[Provided information]
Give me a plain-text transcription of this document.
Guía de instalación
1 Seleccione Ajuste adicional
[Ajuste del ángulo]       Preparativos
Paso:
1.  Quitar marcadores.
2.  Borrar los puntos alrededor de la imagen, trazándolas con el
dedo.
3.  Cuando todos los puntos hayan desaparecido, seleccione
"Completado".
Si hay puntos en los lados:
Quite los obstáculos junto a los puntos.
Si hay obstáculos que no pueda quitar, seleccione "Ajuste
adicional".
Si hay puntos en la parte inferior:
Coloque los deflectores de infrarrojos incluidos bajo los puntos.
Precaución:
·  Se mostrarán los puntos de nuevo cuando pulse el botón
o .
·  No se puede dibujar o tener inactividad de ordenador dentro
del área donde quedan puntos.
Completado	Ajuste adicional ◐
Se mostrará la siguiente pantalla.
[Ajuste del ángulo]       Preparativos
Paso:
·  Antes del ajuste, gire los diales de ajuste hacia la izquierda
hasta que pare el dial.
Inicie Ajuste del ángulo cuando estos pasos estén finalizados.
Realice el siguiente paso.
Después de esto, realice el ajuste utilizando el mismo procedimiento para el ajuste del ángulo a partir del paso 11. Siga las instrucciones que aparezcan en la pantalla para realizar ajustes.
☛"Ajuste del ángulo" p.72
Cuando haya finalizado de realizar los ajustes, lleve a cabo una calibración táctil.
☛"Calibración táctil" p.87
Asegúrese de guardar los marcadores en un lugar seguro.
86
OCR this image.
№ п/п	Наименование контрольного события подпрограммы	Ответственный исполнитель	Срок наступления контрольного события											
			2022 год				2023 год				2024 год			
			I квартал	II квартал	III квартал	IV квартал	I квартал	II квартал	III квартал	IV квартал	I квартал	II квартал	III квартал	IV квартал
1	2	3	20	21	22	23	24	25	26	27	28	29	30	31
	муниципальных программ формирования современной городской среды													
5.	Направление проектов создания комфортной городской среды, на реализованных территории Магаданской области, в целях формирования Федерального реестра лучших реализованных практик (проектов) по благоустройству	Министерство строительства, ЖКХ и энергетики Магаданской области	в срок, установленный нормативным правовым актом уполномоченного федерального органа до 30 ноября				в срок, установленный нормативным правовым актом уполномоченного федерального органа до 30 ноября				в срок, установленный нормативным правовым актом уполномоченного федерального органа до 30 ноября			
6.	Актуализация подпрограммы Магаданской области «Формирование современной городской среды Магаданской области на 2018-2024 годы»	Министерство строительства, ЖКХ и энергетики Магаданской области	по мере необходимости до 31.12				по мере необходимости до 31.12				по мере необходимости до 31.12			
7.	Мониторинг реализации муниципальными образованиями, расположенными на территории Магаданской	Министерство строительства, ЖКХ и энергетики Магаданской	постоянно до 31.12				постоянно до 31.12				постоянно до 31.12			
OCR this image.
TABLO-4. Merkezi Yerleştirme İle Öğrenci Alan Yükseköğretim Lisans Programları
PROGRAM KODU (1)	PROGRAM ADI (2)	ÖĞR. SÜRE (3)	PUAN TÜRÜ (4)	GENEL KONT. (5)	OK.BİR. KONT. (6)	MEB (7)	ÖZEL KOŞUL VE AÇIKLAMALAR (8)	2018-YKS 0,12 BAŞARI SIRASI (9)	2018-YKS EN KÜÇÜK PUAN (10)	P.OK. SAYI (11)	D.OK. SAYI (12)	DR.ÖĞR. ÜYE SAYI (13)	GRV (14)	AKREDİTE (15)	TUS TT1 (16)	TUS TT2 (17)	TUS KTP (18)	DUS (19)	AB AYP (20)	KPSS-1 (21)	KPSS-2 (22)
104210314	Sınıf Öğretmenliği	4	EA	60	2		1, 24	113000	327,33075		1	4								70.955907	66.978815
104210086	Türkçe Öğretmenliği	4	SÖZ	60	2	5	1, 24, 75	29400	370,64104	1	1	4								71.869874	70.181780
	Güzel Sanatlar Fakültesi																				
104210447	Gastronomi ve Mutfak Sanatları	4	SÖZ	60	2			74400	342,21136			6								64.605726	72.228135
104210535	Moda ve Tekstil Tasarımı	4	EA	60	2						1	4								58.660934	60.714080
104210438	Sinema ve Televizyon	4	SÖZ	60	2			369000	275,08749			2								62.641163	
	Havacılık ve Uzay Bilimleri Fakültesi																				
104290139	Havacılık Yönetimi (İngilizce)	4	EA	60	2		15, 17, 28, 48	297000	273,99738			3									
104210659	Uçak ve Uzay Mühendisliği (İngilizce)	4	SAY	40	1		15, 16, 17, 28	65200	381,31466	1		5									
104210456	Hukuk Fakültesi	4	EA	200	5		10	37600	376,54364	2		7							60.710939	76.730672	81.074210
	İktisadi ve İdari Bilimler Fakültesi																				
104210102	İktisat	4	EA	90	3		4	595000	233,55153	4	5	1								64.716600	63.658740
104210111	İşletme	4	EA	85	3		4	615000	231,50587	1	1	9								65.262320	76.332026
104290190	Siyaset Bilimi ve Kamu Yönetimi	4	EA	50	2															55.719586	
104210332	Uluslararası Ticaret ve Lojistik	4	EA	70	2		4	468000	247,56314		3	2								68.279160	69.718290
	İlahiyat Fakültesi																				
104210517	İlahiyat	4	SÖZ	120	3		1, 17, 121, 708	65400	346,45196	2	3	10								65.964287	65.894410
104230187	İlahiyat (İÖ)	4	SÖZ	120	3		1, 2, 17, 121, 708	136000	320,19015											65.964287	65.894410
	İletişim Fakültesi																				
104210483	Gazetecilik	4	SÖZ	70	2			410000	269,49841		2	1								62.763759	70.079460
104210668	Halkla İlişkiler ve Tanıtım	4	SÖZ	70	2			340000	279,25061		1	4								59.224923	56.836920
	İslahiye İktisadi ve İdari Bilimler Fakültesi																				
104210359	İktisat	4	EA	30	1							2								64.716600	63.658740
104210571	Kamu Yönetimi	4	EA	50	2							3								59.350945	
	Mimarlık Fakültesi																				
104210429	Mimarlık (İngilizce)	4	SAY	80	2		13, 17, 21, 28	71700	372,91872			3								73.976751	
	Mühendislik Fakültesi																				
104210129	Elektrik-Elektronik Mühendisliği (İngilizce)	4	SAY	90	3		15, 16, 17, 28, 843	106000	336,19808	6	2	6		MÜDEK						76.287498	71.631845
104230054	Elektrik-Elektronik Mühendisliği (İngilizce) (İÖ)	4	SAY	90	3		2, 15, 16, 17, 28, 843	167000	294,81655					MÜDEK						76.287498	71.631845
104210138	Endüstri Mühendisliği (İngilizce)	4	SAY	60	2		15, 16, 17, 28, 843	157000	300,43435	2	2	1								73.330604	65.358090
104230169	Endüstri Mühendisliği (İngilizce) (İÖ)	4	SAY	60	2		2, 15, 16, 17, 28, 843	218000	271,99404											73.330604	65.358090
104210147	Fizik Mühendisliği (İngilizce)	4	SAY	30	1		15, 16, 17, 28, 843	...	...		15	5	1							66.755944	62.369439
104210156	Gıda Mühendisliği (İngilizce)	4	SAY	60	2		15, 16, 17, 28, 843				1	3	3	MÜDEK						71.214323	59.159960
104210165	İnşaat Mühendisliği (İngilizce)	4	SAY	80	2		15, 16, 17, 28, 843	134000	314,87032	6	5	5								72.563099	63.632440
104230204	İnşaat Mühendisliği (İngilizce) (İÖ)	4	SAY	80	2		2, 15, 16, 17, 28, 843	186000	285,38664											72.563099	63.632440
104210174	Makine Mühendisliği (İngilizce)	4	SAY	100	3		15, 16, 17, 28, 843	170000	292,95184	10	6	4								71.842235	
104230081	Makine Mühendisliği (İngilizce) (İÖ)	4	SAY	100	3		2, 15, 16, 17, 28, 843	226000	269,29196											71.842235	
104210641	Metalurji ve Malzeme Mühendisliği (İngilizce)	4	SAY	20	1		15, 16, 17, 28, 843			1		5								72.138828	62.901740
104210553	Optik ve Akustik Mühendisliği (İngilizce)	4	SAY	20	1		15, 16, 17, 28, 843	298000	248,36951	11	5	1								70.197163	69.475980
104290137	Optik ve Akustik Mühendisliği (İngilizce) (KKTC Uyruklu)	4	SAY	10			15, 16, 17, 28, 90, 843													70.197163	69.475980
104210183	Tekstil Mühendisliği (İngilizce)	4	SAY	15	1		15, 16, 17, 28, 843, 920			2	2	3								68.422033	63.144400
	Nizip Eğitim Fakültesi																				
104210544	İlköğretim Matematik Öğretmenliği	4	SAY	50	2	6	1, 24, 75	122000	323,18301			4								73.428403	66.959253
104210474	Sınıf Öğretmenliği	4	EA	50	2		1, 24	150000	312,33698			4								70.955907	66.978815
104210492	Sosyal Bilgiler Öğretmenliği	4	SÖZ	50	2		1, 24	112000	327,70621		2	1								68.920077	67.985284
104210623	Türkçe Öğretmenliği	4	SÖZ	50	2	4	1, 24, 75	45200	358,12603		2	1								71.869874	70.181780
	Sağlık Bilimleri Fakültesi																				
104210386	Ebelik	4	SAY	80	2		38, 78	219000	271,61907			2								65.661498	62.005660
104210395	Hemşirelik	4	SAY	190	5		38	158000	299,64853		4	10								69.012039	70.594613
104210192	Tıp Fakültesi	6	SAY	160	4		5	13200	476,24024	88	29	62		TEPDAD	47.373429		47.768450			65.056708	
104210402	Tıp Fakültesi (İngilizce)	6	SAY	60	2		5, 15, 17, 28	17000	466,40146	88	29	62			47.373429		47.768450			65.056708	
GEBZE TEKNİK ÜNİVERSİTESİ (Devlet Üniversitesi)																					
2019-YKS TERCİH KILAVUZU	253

[Task objective] Identify the lines that contain the string "táctil", and copy every one of them.

[Finished exercise]
Cuando haya finalizado de realizar los ajustes, lleve a cabo una calibración táctil.
☛"Calibración táctil" p.87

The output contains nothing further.